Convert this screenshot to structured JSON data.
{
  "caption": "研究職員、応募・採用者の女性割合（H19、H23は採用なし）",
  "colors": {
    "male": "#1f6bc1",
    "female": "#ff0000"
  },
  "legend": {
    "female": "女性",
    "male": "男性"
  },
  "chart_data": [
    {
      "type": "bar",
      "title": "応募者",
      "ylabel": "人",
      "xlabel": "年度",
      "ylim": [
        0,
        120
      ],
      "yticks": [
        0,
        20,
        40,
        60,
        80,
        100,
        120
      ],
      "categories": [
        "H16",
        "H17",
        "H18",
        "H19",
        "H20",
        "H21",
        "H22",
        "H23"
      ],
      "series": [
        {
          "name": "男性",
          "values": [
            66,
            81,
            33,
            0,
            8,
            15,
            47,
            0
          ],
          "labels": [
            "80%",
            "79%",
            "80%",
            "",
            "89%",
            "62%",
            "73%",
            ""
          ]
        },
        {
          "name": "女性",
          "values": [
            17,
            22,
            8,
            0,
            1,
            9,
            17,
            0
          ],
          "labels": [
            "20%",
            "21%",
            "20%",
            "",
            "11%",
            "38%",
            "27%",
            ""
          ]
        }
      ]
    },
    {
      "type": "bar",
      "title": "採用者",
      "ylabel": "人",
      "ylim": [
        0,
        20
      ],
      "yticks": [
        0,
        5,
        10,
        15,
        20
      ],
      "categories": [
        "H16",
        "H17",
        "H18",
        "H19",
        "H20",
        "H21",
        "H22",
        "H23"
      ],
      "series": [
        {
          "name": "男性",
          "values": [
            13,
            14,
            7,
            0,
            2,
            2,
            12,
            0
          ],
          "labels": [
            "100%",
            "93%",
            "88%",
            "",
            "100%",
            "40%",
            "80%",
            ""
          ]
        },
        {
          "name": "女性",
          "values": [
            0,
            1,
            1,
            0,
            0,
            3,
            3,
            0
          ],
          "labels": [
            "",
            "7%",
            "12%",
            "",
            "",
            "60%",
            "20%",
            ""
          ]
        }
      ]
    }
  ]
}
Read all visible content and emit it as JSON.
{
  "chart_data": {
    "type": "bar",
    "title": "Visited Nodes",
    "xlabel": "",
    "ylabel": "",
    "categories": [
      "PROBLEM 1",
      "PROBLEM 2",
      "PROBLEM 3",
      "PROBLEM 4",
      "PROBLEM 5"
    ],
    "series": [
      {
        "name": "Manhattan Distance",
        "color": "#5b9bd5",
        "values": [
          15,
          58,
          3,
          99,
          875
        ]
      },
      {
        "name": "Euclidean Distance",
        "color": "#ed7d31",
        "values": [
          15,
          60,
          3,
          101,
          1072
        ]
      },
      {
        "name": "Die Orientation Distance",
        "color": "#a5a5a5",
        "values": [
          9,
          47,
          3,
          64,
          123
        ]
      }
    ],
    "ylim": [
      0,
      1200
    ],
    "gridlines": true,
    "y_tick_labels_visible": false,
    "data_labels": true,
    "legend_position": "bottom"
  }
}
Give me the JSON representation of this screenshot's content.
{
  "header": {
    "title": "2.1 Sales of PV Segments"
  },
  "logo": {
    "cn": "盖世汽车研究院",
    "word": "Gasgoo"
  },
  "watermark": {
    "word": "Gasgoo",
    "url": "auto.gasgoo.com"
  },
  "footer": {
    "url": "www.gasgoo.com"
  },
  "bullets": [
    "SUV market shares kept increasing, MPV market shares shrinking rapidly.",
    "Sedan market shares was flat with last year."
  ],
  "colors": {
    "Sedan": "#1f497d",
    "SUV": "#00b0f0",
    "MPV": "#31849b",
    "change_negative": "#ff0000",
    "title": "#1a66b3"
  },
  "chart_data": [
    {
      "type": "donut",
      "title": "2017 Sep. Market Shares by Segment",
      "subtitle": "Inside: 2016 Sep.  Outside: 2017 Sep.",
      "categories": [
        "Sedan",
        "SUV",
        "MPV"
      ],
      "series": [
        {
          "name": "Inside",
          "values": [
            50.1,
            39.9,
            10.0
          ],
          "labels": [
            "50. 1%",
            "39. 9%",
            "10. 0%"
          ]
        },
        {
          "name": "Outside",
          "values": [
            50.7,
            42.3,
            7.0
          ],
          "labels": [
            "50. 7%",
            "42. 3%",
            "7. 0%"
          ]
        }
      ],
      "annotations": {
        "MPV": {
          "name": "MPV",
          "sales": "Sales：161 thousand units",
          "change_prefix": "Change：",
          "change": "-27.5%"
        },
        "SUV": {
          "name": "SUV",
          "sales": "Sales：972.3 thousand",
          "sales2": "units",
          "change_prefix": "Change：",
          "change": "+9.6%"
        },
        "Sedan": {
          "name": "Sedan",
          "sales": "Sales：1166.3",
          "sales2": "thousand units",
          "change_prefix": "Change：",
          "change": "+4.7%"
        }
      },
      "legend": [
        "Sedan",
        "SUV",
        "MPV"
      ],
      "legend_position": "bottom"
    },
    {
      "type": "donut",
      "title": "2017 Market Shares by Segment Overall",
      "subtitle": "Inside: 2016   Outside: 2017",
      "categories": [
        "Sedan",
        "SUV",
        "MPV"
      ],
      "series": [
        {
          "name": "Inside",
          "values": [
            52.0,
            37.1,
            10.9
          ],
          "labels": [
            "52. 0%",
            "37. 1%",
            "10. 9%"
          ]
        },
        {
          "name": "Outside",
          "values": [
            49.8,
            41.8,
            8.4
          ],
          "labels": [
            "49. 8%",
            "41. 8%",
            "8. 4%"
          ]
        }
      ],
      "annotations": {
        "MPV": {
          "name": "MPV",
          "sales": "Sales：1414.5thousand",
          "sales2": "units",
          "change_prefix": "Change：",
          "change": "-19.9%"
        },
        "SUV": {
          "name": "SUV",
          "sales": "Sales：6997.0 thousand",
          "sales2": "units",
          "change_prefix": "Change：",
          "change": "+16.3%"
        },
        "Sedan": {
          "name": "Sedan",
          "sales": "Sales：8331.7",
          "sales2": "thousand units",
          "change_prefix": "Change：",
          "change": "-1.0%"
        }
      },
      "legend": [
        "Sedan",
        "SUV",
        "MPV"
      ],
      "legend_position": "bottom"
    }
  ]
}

---

### WRITTEN REQUEST
Set down all of the records shown above once more, exactly.

### RESPONSE
Convert this screenshot to structured JSON data.
{
  "caption": "研究職員、応募・採用者の女性割合（H19、H23は採用なし）",
  "colors": {
    "male": "#1f6bc1",
    "female": "#ff0000"
  },
  "legend": {
    "female": "女性",
    "male": "男性"
  },
  "chart_data": [
    {
      "type": "bar",
      "title": "応募者",
      "ylabel": "人",
      "xlabel": "年度",
      "ylim": [
        0,
        120
      ],
      "yticks": [
        0,
        20,
        40,
        60,
        80,
        100,
        120
      ],
      "categories": [
        "H16",
        "H17",
        "H18",
        "H19",
        "H20",
        "H21",
        "H22",
        "H23"
      ],
      "series": [
        {
          "name": "男性",
          "values": [
            66,
            81,
            33,
            0,
            8,
            15,
            47,
            0
          ],
          "labels": [
            "80%",
            "79%",
            "80%",
            "",
            "89%",
            "62%",
            "73%",
            ""
          ]
        },
        {
          "name": "女性",
          "values": [
            17,
            22,
            8,
            0,
            1,
            9,
            17,
            0
          ],
          "labels": [
            "20%",
            "21%",
            "20%",
            "",
            "11%",
            "38%",
            "27%",
            ""
          ]
        }
      ]
    },
    {
      "type": "bar",
      "title": "採用者",
      "ylabel": "人",
      "ylim": [
        0,
        20
      ],
      "yticks": [
        0,
        5,
        10,
        15,
        20
      ],
      "categories": [
        "H16",
        "H17",
        "H18",
        "H19",
        "H20",
        "H21",
        "H22",
        "H23"
      ],
      "series": [
        {
          "name": "男性",
          "values": [
            13,
            14,
            7,
            0,
            2,
            2,
            12,
            0
          ],
          "labels": [
            "100%",
            "93%",
            "88%",
            "",
            "100%",
            "40%",
            "80%",
            ""
          ]
        },
        {
          "name": "女性",
          "values": [
            0,
            1,
            1,
            0,
            0,
            3,
            3,
            0
          ],
          "labels": [
            "",
            "7%",
            "12%",
            "",
            "",
            "60%",
            "20%",
            ""
          ]
        }
      ]
    }
  ]
}
Read all visible content and emit it as JSON.
{
  "chart_data": {
    "type": "bar",
    "title": "Visited Nodes",
    "xlabel": "",
    "ylabel": "",
    "categories": [
      "PROBLEM 1",
      "PROBLEM 2",
      "PROBLEM 3",
      "PROBLEM 4",
      "PROBLEM 5"
    ],
    "series": [
      {
        "name": "Manhattan Distance",
        "color": "#5b9bd5",
        "values": [
          15,
          58,
          3,
          99,
          875
        ]
      },
      {
        "name": "Euclidean Distance",
        "color": "#ed7d31",
        "values": [
          15,
          60,
          3,
          101,
          1072
        ]
      },
      {
        "name": "Die Orientation Distance",
        "color": "#a5a5a5",
        "values": [
          9,
          47,
          3,
          64,
          123
        ]
      }
    ],
    "ylim": [
      0,
      1200
    ],
    "gridlines": true,
    "y_tick_labels_visible": false,
    "data_labels": true,
    "legend_position": "bottom"
  }
}
Give me the JSON representation of this screenshot's content.
{
  "header": {
    "title": "2.1 Sales of PV Segments"
  },
  "logo": {
    "cn": "盖世汽车研究院",
    "word": "Gasgoo"
  },
  "watermark": {
    "word": "Gasgoo",
    "url": "auto.gasgoo.com"
  },
  "footer": {
    "url": "www.gasgoo.com"
  },
  "bullets": [
    "SUV market shares kept increasing, MPV market shares shrinking rapidly.",
    "Sedan market shares was flat with last year."
  ],
  "colors": {
    "Sedan": "#1f497d",
    "SUV": "#00b0f0",
    "MPV": "#31849b",
    "change_negative": "#ff0000",
    "title": "#1a66b3"
  },
  "chart_data": [
    {
      "type": "donut",
      "title": "2017 Sep. Market Shares by Segment",
      "subtitle": "Inside: 2016 Sep.  Outside: 2017 Sep.",
      "categories": [
        "Sedan",
        "SUV",
        "MPV"
      ],
      "series": [
        {
          "name": "Inside",
          "values": [
            50.1,
            39.9,
            10.0
          ],
          "labels": [
            "50. 1%",
            "39. 9%",
            "10. 0%"
          ]
        },
        {
          "name": "Outside",
          "values": [
            50.7,
            42.3,
            7.0
          ],
          "labels": [
            "50. 7%",
            "42. 3%",
            "7. 0%"
          ]
        }
      ],
      "annotations": {
        "MPV": {
          "name": "MPV",
          "sales": "Sales：161 thousand units",
          "change_prefix": "Change：",
          "change": "-27.5%"
        },
        "SUV": {
          "name": "SUV",
          "sales": "Sales：972.3 thousand",
          "sales2": "units",
          "change_prefix": "Change：",
          "change": "+9.6%"
        },
        "Sedan": {
          "name": "Sedan",
          "sales": "Sales：1166.3",
          "sales2": "thousand units",
          "change_prefix": "Change：",
          "change": "+4.7%"
        }
      },
      "legend": [
        "Sedan",
        "SUV",
        "MPV"
      ],
      "legend_position": "bottom"
    },
    {
      "type": "donut",
      "title": "2017 Market Shares by Segment Overall",
      "subtitle": "Inside: 2016   Outside: 2017",
      "categories": [
        "Sedan",
        "SUV",
        "MPV"
      ],
      "series": [
        {
          "name": "Inside",
          "values": [
            52.0,
            37.1,
            10.9
          ],
          "labels": [
            "52. 0%",
            "37. 1%",
            "10. 9%"
          ]
        },
        {
          "name": "Outside",
          "values": [
            49.8,
            41.8,
            8.4
          ],
          "labels": [
            "49. 8%",
            "41. 8%",
            "8. 4%"
          ]
        }
      ],
      "annotations": {
        "MPV": {
          "name": "MPV",
          "sales": "Sales：1414.5thousand",
          "sales2": "units",
          "change_prefix": "Change：",
          "change": "-19.9%"
        },
        "SUV": {
          "name": "SUV",
          "sales": "Sales：6997.0 thousand",
          "sales2": "units",
          "change_prefix": "Change：",
          "change": "+16.3%"
        },
        "Sedan": {
          "name": "Sedan",
          "sales": "Sales：8331.7",
          "sales2": "thousand units",
          "change_prefix": "Change：",
          "change": "-1.0%"
        }
      },
      "legend": [
        "Sedan",
        "SUV",
        "MPV"
      ],
      "legend_position": "bottom"
    }
  ]
}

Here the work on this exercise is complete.